REQUIREMENT = Look at the entries below and reproduce them exactly.

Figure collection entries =
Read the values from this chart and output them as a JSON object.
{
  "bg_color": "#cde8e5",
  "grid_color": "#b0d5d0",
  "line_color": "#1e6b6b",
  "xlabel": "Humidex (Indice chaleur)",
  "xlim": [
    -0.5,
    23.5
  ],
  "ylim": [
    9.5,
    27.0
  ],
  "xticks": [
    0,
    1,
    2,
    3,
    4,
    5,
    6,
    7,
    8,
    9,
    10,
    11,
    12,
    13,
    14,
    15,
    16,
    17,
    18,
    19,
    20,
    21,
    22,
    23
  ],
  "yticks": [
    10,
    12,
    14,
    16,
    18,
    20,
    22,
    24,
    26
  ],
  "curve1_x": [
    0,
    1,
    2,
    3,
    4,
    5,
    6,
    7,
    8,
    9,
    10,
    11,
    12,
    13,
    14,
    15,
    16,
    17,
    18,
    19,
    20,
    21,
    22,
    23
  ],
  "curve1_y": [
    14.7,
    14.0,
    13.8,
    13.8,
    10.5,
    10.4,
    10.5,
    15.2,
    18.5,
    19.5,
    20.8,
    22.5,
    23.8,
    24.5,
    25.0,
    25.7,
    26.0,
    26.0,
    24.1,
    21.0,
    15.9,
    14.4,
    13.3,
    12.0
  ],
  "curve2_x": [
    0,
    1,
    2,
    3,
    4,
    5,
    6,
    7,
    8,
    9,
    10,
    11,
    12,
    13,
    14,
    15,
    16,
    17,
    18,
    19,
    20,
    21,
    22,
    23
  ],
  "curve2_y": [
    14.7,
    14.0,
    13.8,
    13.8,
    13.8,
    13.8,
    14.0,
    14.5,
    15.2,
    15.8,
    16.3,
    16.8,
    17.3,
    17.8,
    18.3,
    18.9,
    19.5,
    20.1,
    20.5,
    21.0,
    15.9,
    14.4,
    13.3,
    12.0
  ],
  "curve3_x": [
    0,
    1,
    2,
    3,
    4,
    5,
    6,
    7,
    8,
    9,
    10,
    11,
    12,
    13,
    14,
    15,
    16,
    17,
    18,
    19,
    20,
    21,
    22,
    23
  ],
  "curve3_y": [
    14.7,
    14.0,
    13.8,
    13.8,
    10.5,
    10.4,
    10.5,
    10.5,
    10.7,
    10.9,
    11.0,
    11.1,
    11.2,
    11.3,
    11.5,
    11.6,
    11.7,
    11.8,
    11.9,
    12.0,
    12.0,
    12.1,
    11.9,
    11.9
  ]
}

RESPONSE TO THE TASK =
Read the values from this chart and output them as a JSON object.
{
  "bg_color": "#cde8e5",
  "grid_color": "#b0d5d0",
  "line_color": "#1e6b6b",
  "xlabel": "Humidex (Indice chaleur)",
  "xlim": [
    -0.5,
    23.5
  ],
  "ylim": [
    9.5,
    27.0
  ],
  "xticks": [
    0,
    1,
    2,
    3,
    4,
    5,
    6,
    7,
    8,
    9,
    10,
    11,
    12,
    13,
    14,
    15,
    16,
    17,
    18,
    19,
    20,
    21,
    22,
    23
  ],
  "yticks": [
    10,
    12,
    14,
    16,
    18,
    20,
    22,
    24,
    26
  ],
  "curve1_x": [
    0,
    1,
    2,
    3,
    4,
    5,
    6,
    7,
    8,
    9,
    10,
    11,
    12,
    13,
    14,
    15,
    16,
    17,
    18,
    19,
    20,
    21,
    22,
    23
  ],
  "curve1_y": [
    14.7,
    14.0,
    13.8,
    13.8,
    10.5,
    10.4,
    10.5,
    15.2,
    18.5,
    19.5,
    20.8,
    22.5,
    23.8,
    24.5,
    25.0,
    25.7,
    26.0,
    26.0,
    24.1,
    21.0,
    15.9,
    14.4,
    13.3,
    12.0
  ],
  "curve2_x": [
    0,
    1,
    2,
    3,
    4,
    5,
    6,
    7,
    8,
    9,
    10,
    11,
    12,
    13,
    14,
    15,
    16,
    17,
    18,
    19,
    20,
    21,
    22,
    23
  ],
  "curve2_y": [
    14.7,
    14.0,
    13.8,
    13.8,
    13.8,
    13.8,
    14.0,
    14.5,
    15.2,
    15.8,
    16.3,
    16.8,
    17.3,
    17.8,
    18.3,
    18.9,
    19.5,
    20.1,
    20.5,
    21.0,
    15.9,
    14.4,
    13.3,
    12.0
  ],
  "curve3_x": [
    0,
    1,
    2,
    3,
    4,
    5,
    6,
    7,
    8,
    9,
    10,
    11,
    12,
    13,
    14,
    15,
    16,
    17,
    18,
    19,
    20,
    21,
    22,
    23
  ],
  "curve3_y": [
    14.7,
    14.0,
    13.8,
    13.8,
    10.5,
    10.4,
    10.5,
    10.5,
    10.7,
    10.9,
    11.0,
    11.1,
    11.2,
    11.3,
    11.5,
    11.6,
    11.7,
    11.8,
    11.9,
    12.0,
    12.0,
    12.1,
    11.9,
    11.9
  ]
}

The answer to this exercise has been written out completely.